§ **GIVEN REQUEST**
Gather the lines from the material that contain "another".

§ **RECORDS PROVIDED**
▽

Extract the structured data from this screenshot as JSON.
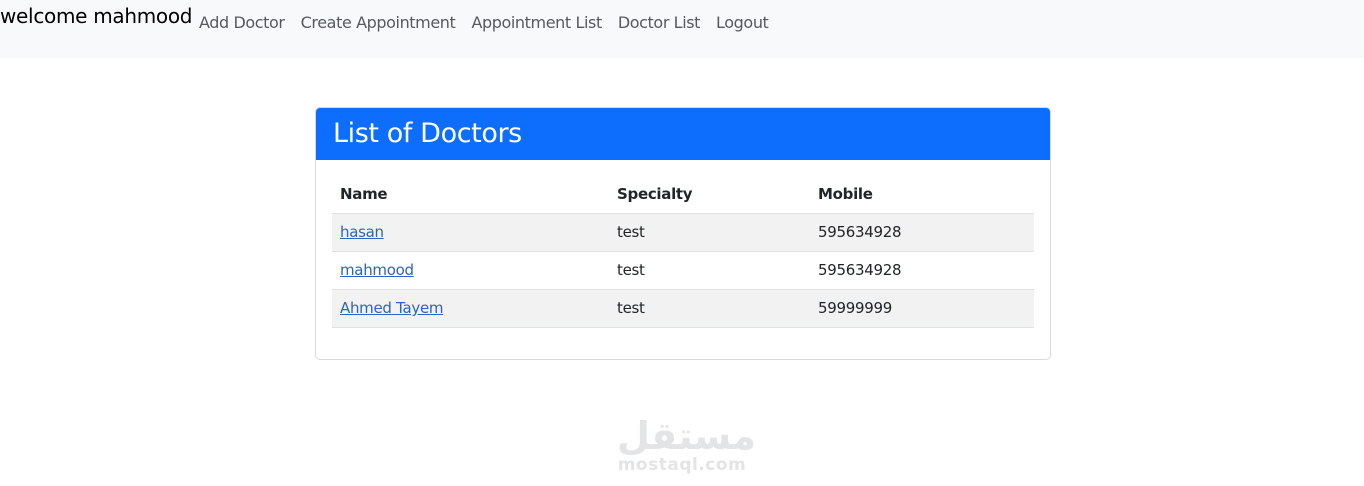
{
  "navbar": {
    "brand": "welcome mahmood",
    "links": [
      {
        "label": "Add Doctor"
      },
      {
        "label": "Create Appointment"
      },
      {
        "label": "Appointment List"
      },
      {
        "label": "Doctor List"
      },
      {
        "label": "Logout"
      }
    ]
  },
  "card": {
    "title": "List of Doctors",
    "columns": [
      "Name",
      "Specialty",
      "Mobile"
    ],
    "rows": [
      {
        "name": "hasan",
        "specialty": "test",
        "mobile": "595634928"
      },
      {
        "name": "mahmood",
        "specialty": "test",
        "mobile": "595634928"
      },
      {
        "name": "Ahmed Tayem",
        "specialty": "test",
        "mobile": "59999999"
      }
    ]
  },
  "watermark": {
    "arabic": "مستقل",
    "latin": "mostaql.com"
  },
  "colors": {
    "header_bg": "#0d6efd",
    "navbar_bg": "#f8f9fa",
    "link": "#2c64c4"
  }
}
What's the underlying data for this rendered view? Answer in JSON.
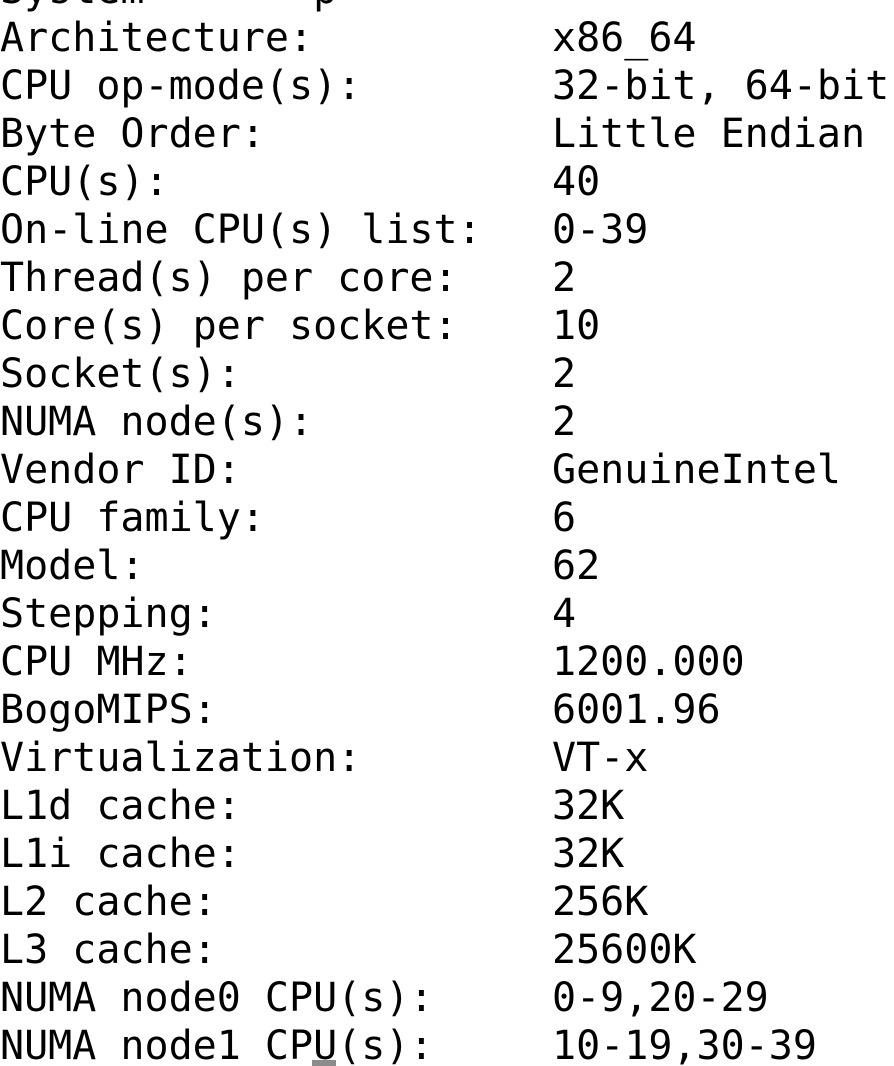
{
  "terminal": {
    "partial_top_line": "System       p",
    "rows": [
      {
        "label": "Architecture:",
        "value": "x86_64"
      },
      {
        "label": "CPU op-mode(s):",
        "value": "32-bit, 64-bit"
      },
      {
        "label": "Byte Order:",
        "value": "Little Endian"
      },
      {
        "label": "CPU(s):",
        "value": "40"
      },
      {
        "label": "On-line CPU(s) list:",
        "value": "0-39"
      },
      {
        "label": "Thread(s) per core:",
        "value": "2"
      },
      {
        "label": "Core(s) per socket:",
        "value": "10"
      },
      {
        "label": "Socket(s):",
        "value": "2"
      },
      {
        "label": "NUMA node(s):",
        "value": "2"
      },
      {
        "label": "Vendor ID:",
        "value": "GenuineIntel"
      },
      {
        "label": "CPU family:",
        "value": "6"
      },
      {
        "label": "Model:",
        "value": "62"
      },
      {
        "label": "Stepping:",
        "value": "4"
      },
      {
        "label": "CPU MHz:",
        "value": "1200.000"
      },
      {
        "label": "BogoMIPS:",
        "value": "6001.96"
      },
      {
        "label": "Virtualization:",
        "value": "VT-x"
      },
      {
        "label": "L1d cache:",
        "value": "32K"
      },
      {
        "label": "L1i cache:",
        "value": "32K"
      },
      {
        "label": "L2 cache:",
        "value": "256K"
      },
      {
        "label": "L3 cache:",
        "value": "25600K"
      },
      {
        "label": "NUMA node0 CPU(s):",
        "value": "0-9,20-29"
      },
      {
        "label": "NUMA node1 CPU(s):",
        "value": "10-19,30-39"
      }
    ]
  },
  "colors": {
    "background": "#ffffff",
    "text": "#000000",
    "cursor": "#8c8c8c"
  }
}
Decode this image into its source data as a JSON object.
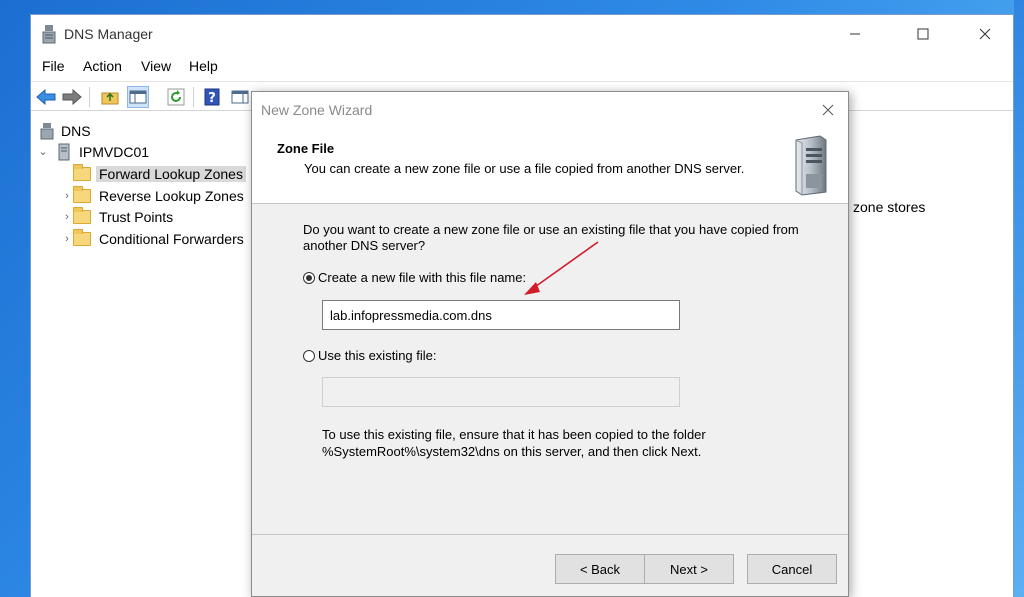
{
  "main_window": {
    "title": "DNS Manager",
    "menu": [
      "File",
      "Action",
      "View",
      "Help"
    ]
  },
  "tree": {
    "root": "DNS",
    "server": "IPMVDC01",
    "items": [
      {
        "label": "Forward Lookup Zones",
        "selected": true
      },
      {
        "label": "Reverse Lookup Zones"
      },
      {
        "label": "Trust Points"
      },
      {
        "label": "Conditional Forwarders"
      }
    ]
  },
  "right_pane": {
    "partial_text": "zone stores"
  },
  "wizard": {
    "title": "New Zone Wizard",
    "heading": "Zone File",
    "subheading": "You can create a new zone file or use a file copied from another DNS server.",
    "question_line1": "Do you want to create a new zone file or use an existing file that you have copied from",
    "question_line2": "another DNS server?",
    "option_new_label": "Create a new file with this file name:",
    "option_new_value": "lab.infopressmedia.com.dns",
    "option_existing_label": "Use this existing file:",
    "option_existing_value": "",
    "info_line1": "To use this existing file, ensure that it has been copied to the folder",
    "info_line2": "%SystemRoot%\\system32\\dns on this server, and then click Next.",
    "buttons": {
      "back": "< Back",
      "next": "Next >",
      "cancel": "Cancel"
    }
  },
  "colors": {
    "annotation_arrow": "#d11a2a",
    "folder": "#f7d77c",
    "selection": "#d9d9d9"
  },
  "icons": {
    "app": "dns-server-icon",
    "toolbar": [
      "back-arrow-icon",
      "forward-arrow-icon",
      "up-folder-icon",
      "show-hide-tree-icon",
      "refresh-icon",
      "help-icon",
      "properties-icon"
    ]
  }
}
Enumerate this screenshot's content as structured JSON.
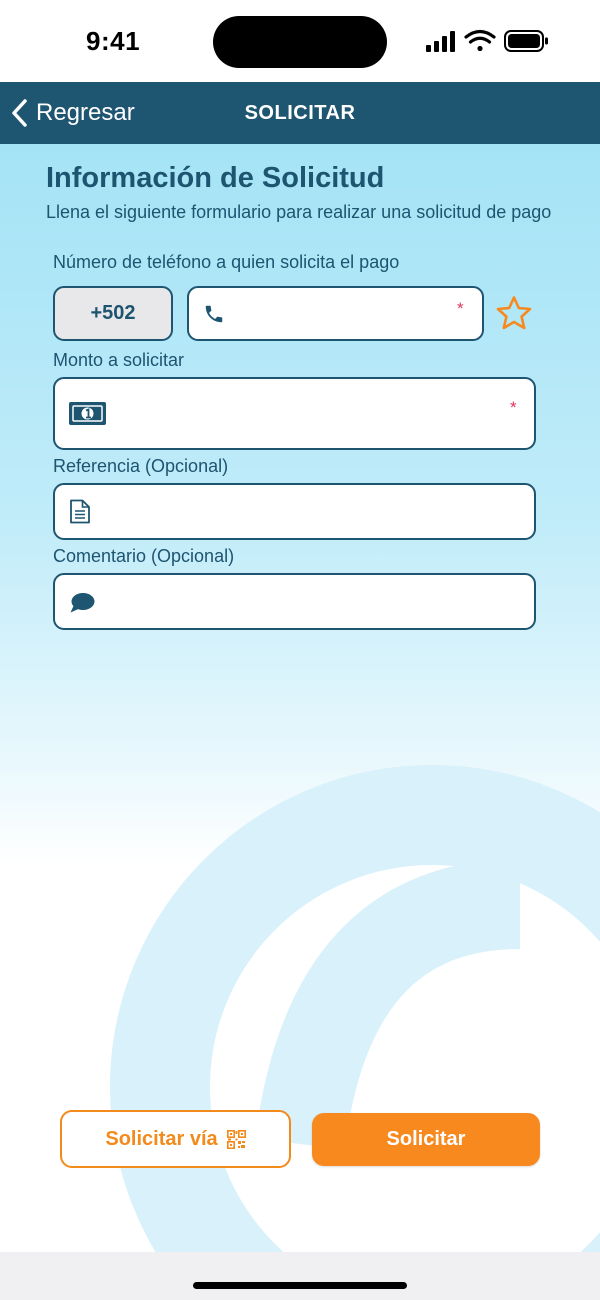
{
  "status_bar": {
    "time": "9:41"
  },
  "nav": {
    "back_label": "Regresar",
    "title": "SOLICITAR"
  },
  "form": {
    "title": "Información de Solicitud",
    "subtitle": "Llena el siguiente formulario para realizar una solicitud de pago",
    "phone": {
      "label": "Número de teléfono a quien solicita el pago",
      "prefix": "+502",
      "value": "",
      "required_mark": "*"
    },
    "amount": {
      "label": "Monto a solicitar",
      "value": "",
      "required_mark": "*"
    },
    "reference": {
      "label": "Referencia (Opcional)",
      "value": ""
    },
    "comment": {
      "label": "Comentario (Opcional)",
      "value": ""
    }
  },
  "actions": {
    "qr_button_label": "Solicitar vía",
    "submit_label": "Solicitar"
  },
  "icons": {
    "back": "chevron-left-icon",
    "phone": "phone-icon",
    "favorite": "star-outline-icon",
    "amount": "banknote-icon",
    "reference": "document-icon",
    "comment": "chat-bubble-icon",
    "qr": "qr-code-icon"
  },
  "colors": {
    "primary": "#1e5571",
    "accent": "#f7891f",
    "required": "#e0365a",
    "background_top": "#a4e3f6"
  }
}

△

§ **RESULT OF THE EXERCISE**
    "subheading": "You can create a new zone file or use a file copied from another DNS server.",
    "question_line2": "another DNS server?",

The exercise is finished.